(Source data)

►

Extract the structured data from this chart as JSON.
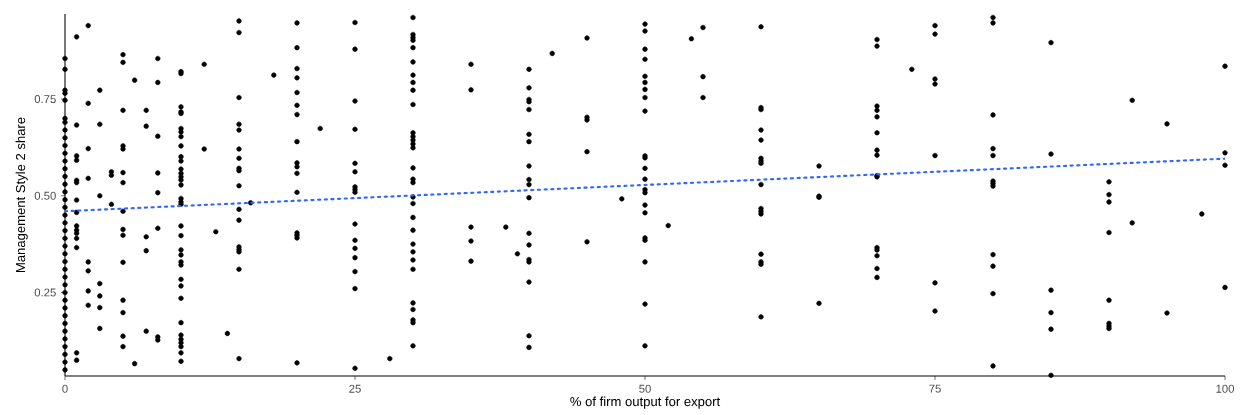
{
  "chart_data": {
    "type": "scatter",
    "xlabel": "% of firm output for export",
    "ylabel": "Management Style 2 share",
    "xlim": [
      0,
      100
    ],
    "ylim": [
      0.034,
      0.97
    ],
    "xticks": [
      0,
      25,
      50,
      75,
      100
    ],
    "yticks": [
      {
        "value": 0.25,
        "label": "0.25"
      },
      {
        "value": 0.5,
        "label": "0.50"
      },
      {
        "value": 0.75,
        "label": "0.75"
      }
    ],
    "grid": false,
    "series": [
      {
        "color": "#000000",
        "marker": "circle",
        "x": [
          0,
          0,
          0,
          0,
          0,
          0,
          0,
          0,
          0,
          0,
          0,
          0,
          0,
          0,
          0,
          0,
          0,
          0,
          0,
          0,
          0,
          0,
          0,
          0,
          0,
          0,
          0,
          0,
          0,
          0,
          0,
          0,
          0,
          0,
          0,
          0,
          0,
          0,
          0,
          1,
          1,
          1,
          1,
          1,
          1,
          1,
          1,
          1,
          1,
          1,
          1,
          1,
          1,
          1,
          2,
          2,
          2,
          2,
          2,
          2,
          2,
          2,
          3,
          3,
          3,
          3,
          3,
          3,
          3,
          4,
          4,
          4,
          5,
          5,
          5,
          5,
          5,
          5,
          5,
          5,
          5,
          5,
          5,
          5,
          5,
          5,
          5,
          6,
          6,
          7,
          7,
          7,
          7,
          7,
          8,
          8,
          8,
          8,
          8,
          8,
          8,
          8,
          10,
          10,
          10,
          10,
          10,
          10,
          10,
          10,
          10,
          10,
          10,
          10,
          10,
          10,
          10,
          10,
          10,
          10,
          10,
          10,
          10,
          10,
          10,
          10,
          10,
          10,
          10,
          10,
          10,
          10,
          10,
          10,
          10,
          10,
          10,
          12,
          12,
          13,
          14,
          15,
          15,
          15,
          15,
          15,
          15,
          15,
          15,
          15,
          15,
          15,
          15,
          15,
          15,
          15,
          15,
          15,
          16,
          18,
          20,
          20,
          20,
          20,
          20,
          20,
          20,
          20,
          20,
          20,
          20,
          20,
          20,
          20,
          20,
          20,
          22,
          25,
          25,
          25,
          25,
          25,
          25,
          25,
          25,
          25,
          25,
          25,
          25,
          25,
          25,
          25,
          25,
          28,
          30,
          30,
          30,
          30,
          30,
          30,
          30,
          30,
          30,
          30,
          30,
          30,
          30,
          30,
          30,
          30,
          30,
          30,
          30,
          30,
          30,
          30,
          30,
          30,
          30,
          30,
          30,
          30,
          30,
          30,
          30,
          35,
          35,
          35,
          35,
          35,
          38,
          39,
          40,
          40,
          40,
          40,
          40,
          40,
          40,
          40,
          40,
          40,
          40,
          40,
          40,
          40,
          40,
          40,
          40,
          40,
          42,
          45,
          45,
          45,
          45,
          45,
          48,
          50,
          50,
          50,
          50,
          50,
          50,
          50,
          50,
          50,
          50,
          50,
          50,
          50,
          50,
          50,
          50,
          50,
          50,
          50,
          50,
          50,
          50,
          52,
          54,
          55,
          55,
          55,
          60,
          60,
          60,
          60,
          60,
          60,
          60,
          60,
          60,
          60,
          60,
          60,
          60,
          60,
          60,
          60,
          65,
          65,
          65,
          65,
          70,
          70,
          70,
          70,
          70,
          70,
          70,
          70,
          70,
          70,
          70,
          70,
          70,
          70,
          70,
          73,
          75,
          75,
          75,
          75,
          75,
          75,
          75,
          80,
          80,
          80,
          80,
          80,
          80,
          80,
          80,
          80,
          80,
          80,
          80,
          85,
          85,
          85,
          85,
          85,
          85,
          90,
          90,
          90,
          90,
          90,
          90,
          90,
          90,
          92,
          92,
          95,
          95,
          98,
          100,
          100,
          100,
          100
        ],
        "values": [
          0.855,
          0.827,
          0.773,
          0.765,
          0.747,
          0.7,
          0.69,
          0.67,
          0.65,
          0.63,
          0.61,
          0.59,
          0.57,
          0.55,
          0.53,
          0.51,
          0.49,
          0.47,
          0.45,
          0.43,
          0.41,
          0.39,
          0.37,
          0.35,
          0.33,
          0.31,
          0.29,
          0.27,
          0.25,
          0.23,
          0.21,
          0.19,
          0.17,
          0.15,
          0.13,
          0.11,
          0.09,
          0.07,
          0.05,
          0.911,
          0.683,
          0.603,
          0.592,
          0.54,
          0.534,
          0.489,
          0.457,
          0.422,
          0.411,
          0.403,
          0.39,
          0.366,
          0.094,
          0.075,
          0.94,
          0.739,
          0.622,
          0.545,
          0.329,
          0.306,
          0.254,
          0.217,
          0.773,
          0.685,
          0.5,
          0.273,
          0.241,
          0.211,
          0.157,
          0.562,
          0.553,
          0.478,
          0.865,
          0.845,
          0.721,
          0.629,
          0.621,
          0.56,
          0.534,
          0.46,
          0.413,
          0.398,
          0.328,
          0.23,
          0.198,
          0.137,
          0.11,
          0.066,
          0.799,
          0.721,
          0.68,
          0.394,
          0.358,
          0.15,
          0.855,
          0.793,
          0.654,
          0.559,
          0.508,
          0.416,
          0.135,
          0.127,
          0.821,
          0.816,
          0.73,
          0.717,
          0.713,
          0.674,
          0.665,
          0.653,
          0.629,
          0.601,
          0.59,
          0.569,
          0.558,
          0.549,
          0.541,
          0.528,
          0.493,
          0.484,
          0.478,
          0.422,
          0.397,
          0.36,
          0.347,
          0.329,
          0.321,
          0.284,
          0.267,
          0.235,
          0.172,
          0.14,
          0.129,
          0.12,
          0.11,
          0.094,
          0.072,
          0.84,
          0.621,
          0.407,
          0.144,
          0.952,
          0.922,
          0.754,
          0.685,
          0.67,
          0.621,
          0.597,
          0.571,
          0.565,
          0.526,
          0.465,
          0.437,
          0.368,
          0.361,
          0.355,
          0.31,
          0.079,
          0.482,
          0.812,
          0.947,
          0.883,
          0.829,
          0.805,
          0.767,
          0.734,
          0.71,
          0.64,
          0.585,
          0.575,
          0.558,
          0.509,
          0.404,
          0.398,
          0.391,
          0.068,
          0.674,
          0.948,
          0.879,
          0.745,
          0.672,
          0.584,
          0.562,
          0.523,
          0.516,
          0.509,
          0.427,
          0.385,
          0.364,
          0.34,
          0.304,
          0.26,
          0.054,
          0.079,
          0.961,
          0.917,
          0.909,
          0.902,
          0.883,
          0.846,
          0.812,
          0.793,
          0.773,
          0.736,
          0.663,
          0.653,
          0.644,
          0.634,
          0.624,
          0.572,
          0.543,
          0.534,
          0.497,
          0.48,
          0.444,
          0.411,
          0.375,
          0.355,
          0.334,
          0.31,
          0.223,
          0.206,
          0.179,
          0.172,
          0.112,
          0.84,
          0.774,
          0.419,
          0.383,
          0.331,
          0.419,
          0.35,
          0.827,
          0.779,
          0.749,
          0.743,
          0.723,
          0.659,
          0.64,
          0.577,
          0.542,
          0.529,
          0.495,
          0.403,
          0.373,
          0.335,
          0.329,
          0.277,
          0.138,
          0.108,
          0.868,
          0.908,
          0.703,
          0.696,
          0.614,
          0.381,
          0.492,
          0.944,
          0.926,
          0.879,
          0.853,
          0.809,
          0.793,
          0.775,
          0.754,
          0.719,
          0.603,
          0.598,
          0.571,
          0.543,
          0.516,
          0.508,
          0.476,
          0.456,
          0.391,
          0.385,
          0.329,
          0.22,
          0.112,
          0.423,
          0.906,
          0.935,
          0.808,
          0.754,
          0.937,
          0.728,
          0.723,
          0.67,
          0.644,
          0.597,
          0.59,
          0.584,
          0.529,
          0.467,
          0.46,
          0.453,
          0.349,
          0.329,
          0.323,
          0.187,
          0.577,
          0.499,
          0.496,
          0.222,
          0.904,
          0.887,
          0.732,
          0.721,
          0.704,
          0.663,
          0.618,
          0.605,
          0.552,
          0.549,
          0.366,
          0.36,
          0.345,
          0.312,
          0.289,
          0.827,
          0.94,
          0.918,
          0.802,
          0.789,
          0.604,
          0.275,
          0.202,
          0.961,
          0.947,
          0.709,
          0.622,
          0.604,
          0.538,
          0.532,
          0.525,
          0.348,
          0.318,
          0.247,
          0.06,
          0.896,
          0.608,
          0.256,
          0.198,
          0.155,
          0.036,
          0.536,
          0.503,
          0.484,
          0.405,
          0.23,
          0.17,
          0.163,
          0.157,
          0.747,
          0.43,
          0.686,
          0.197,
          0.453,
          0.835,
          0.611,
          0.579,
          0.263
        ]
      },
      {
        "type": "line",
        "color": "#3366ff",
        "line_style": "dotted",
        "marker": "none",
        "x": [
          0,
          100
        ],
        "values": [
          0.46,
          0.596
        ]
      }
    ]
  }
}
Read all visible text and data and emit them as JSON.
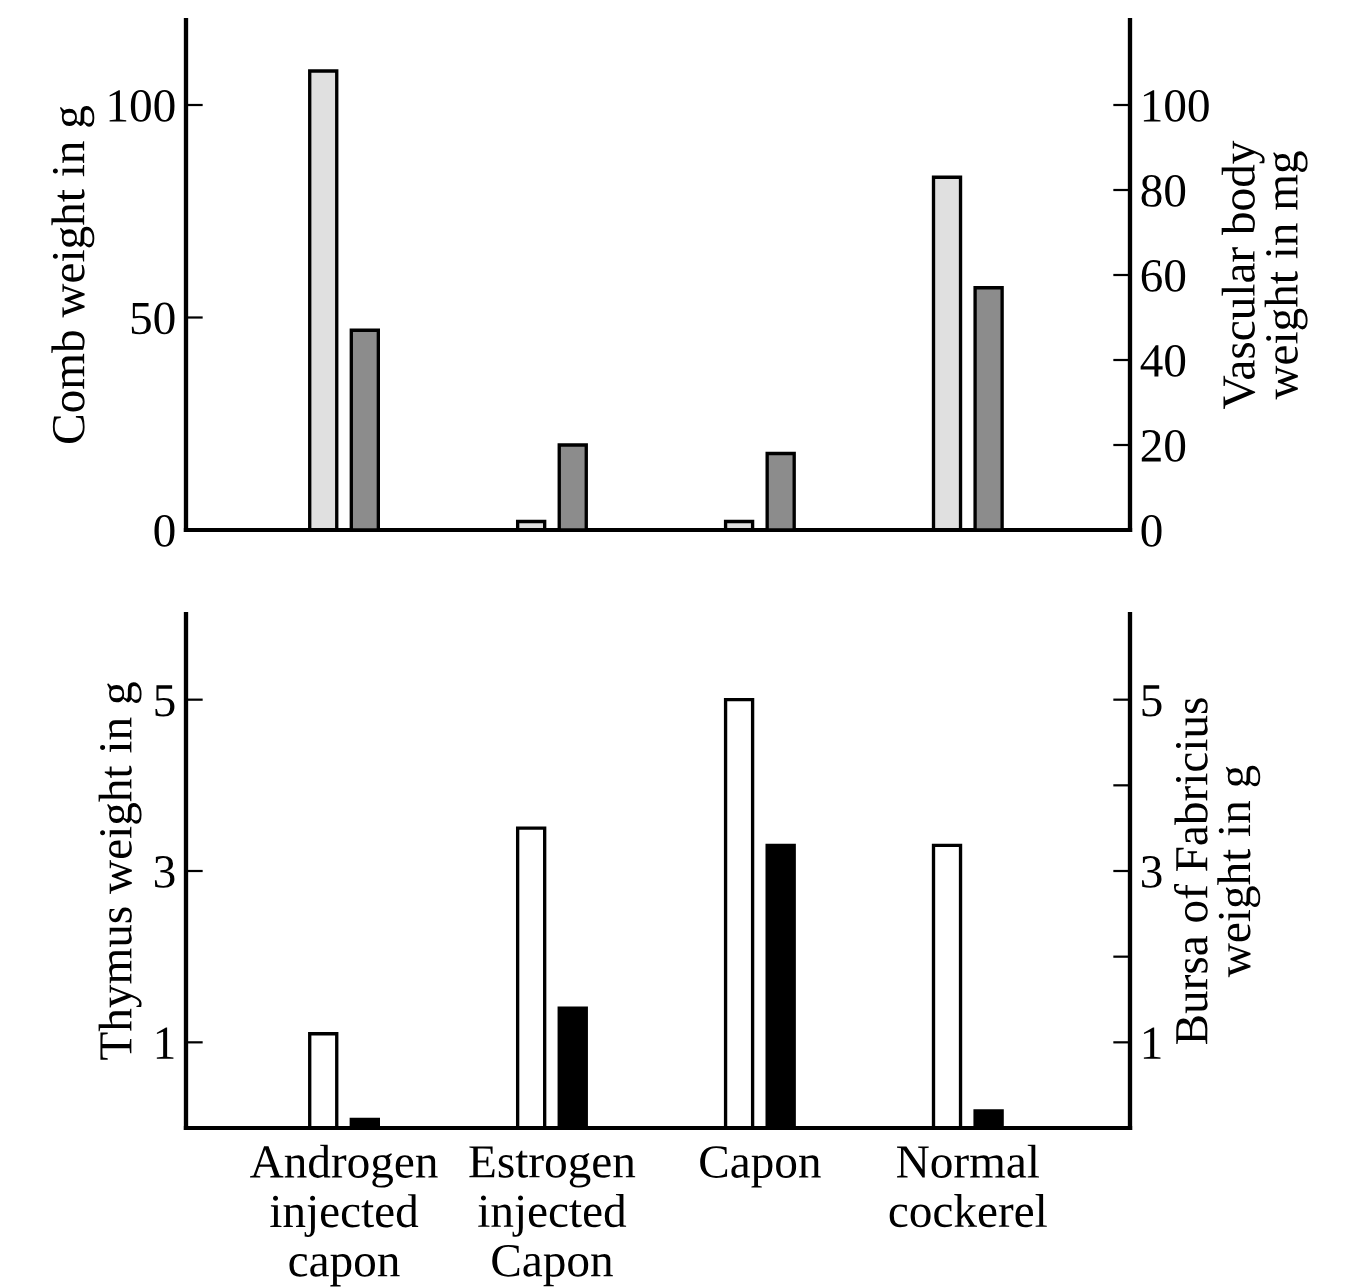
{
  "chart_data": [
    {
      "type": "bar",
      "categories": [
        null,
        null,
        null,
        null
      ],
      "ylabel": "Comb weight in g",
      "y2label": "Vascular body\nweight in mg",
      "series": [
        {
          "color": "#e0e0e0",
          "values": [
            108,
            2,
            2,
            83
          ]
        },
        {
          "color": "#8c8c8c",
          "axis": "y2",
          "values": [
            47,
            20,
            18,
            57
          ]
        }
      ],
      "ylim": [
        0,
        120
      ],
      "yticks": [
        0,
        50,
        100
      ],
      "y2lim": [
        0,
        120
      ],
      "y2ticks": [
        0,
        20,
        40,
        60,
        80,
        100
      ],
      "grid": false,
      "legend": false
    },
    {
      "type": "bar",
      "categories": [
        "Androgen\ninjected\ncapon",
        "Estrogen\ninjected\nCapon",
        "Capon",
        "Normal\ncockerel"
      ],
      "ylabel": "Thymus weight in g",
      "y2label": "Bursa of Fabricius\nweight in g",
      "series": [
        {
          "color": "#ffffff",
          "values": [
            1.1,
            3.5,
            5.0,
            3.3
          ]
        },
        {
          "color": "#000000",
          "axis": "y2",
          "values": [
            0.1,
            1.4,
            3.3,
            0.2
          ]
        }
      ],
      "ylim": [
        0,
        6
      ],
      "yticks": [
        1,
        3,
        5
      ],
      "y2lim": [
        0,
        6
      ],
      "y2ticks": [
        1,
        {
          "value": 2,
          "label": null
        },
        3,
        {
          "value": 4,
          "label": null
        },
        5
      ],
      "grid": false,
      "legend": false
    }
  ]
}
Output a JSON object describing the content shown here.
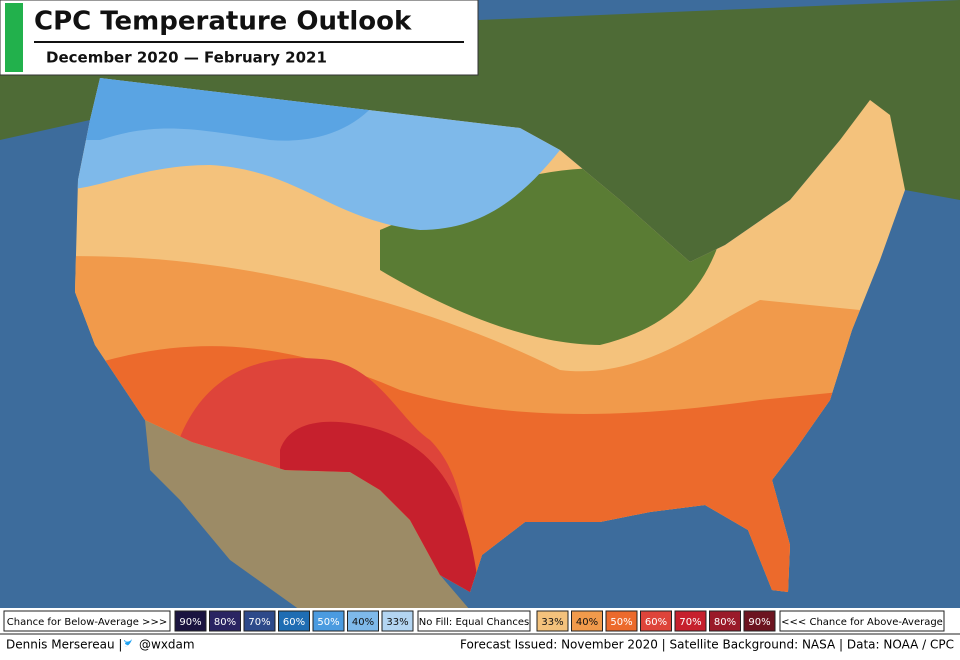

◄

Given task: Gather up the lines that contain the word "nweight".

Solved exercise:
      "y2label": "Vascular body\nweight in mg",
      "y2label": "Bursa of Fabricius\nweight in g",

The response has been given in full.